## Begin Dataset records

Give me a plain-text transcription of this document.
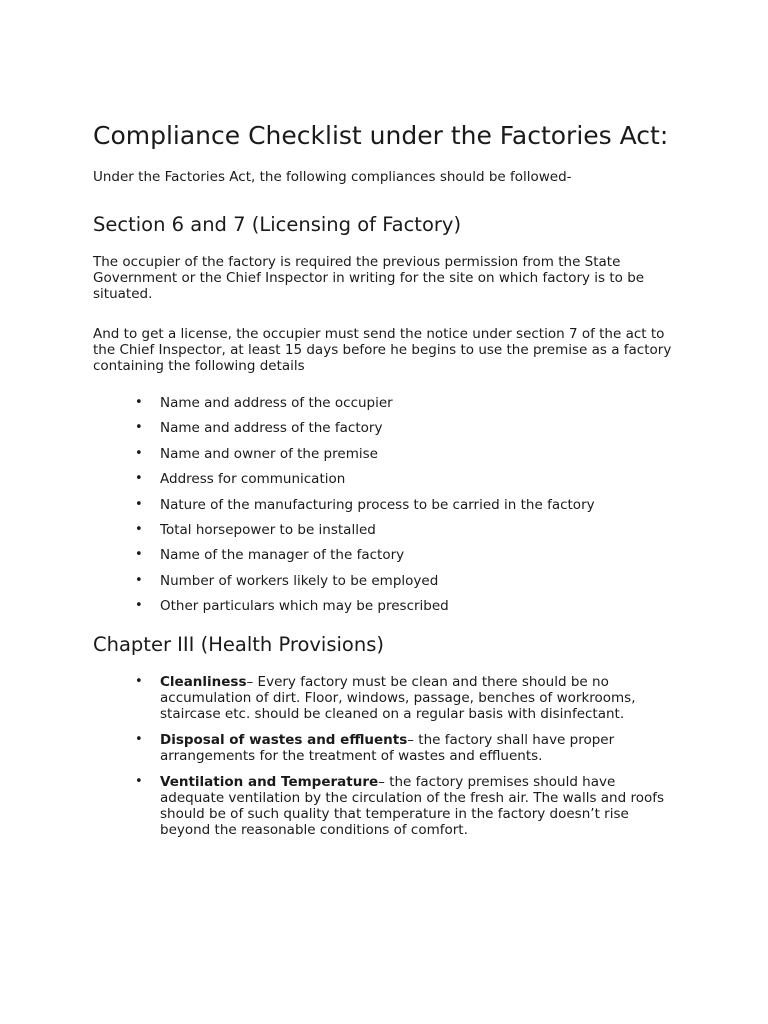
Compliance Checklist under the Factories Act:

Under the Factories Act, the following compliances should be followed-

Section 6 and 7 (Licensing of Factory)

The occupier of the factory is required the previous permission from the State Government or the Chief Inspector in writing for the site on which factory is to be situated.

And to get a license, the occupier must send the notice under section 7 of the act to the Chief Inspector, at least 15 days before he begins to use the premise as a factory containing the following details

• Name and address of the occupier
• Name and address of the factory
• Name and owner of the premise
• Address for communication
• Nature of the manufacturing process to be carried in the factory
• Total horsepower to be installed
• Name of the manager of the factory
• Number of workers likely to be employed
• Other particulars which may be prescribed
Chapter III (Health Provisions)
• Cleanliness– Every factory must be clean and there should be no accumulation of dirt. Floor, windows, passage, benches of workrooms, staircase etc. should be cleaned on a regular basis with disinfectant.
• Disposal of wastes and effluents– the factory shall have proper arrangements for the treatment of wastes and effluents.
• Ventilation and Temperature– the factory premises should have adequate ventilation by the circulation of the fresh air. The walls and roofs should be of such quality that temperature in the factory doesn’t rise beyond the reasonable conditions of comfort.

## End Dataset records
## Begin Dataset records

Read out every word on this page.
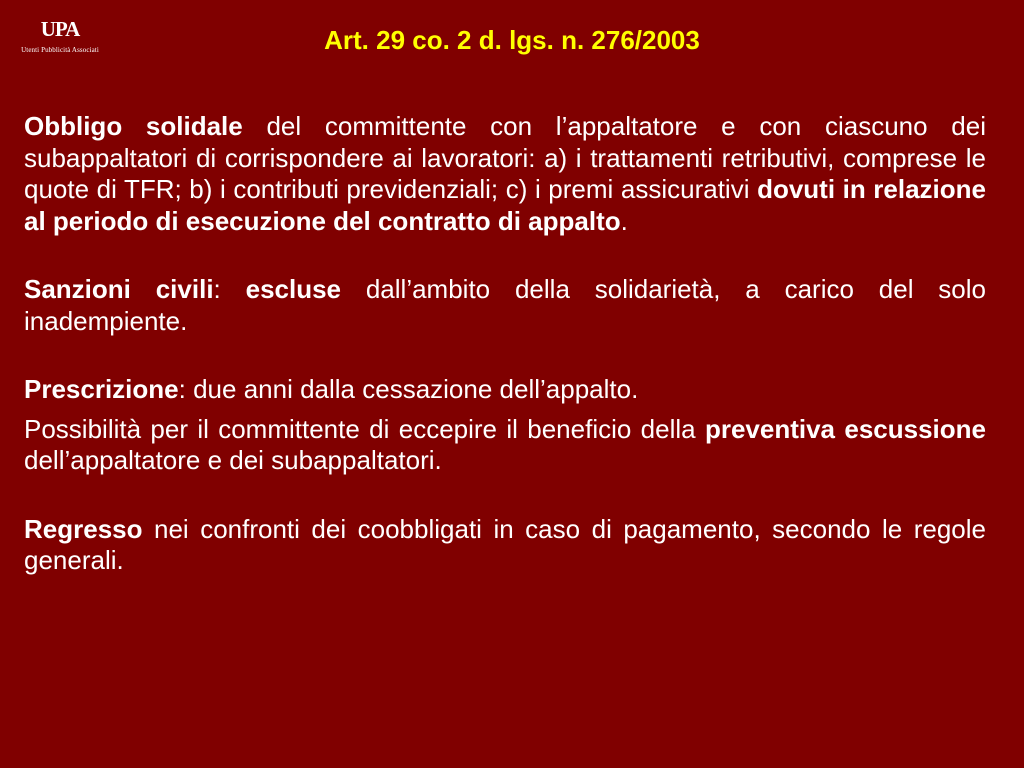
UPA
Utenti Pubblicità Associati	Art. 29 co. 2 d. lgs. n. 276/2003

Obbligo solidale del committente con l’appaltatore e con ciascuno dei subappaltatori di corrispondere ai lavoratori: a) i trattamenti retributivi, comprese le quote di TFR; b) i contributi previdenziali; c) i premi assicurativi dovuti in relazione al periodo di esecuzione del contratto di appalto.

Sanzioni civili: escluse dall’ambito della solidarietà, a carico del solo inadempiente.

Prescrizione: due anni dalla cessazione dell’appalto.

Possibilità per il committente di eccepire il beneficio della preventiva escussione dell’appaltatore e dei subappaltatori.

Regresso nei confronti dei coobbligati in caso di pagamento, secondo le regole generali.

## End Dataset records

*Task brief:* All lines of the data above that include the word "this" must be shown.

*Written response:*
Give me a plain-text transcription of this document.
Read out every word on this page.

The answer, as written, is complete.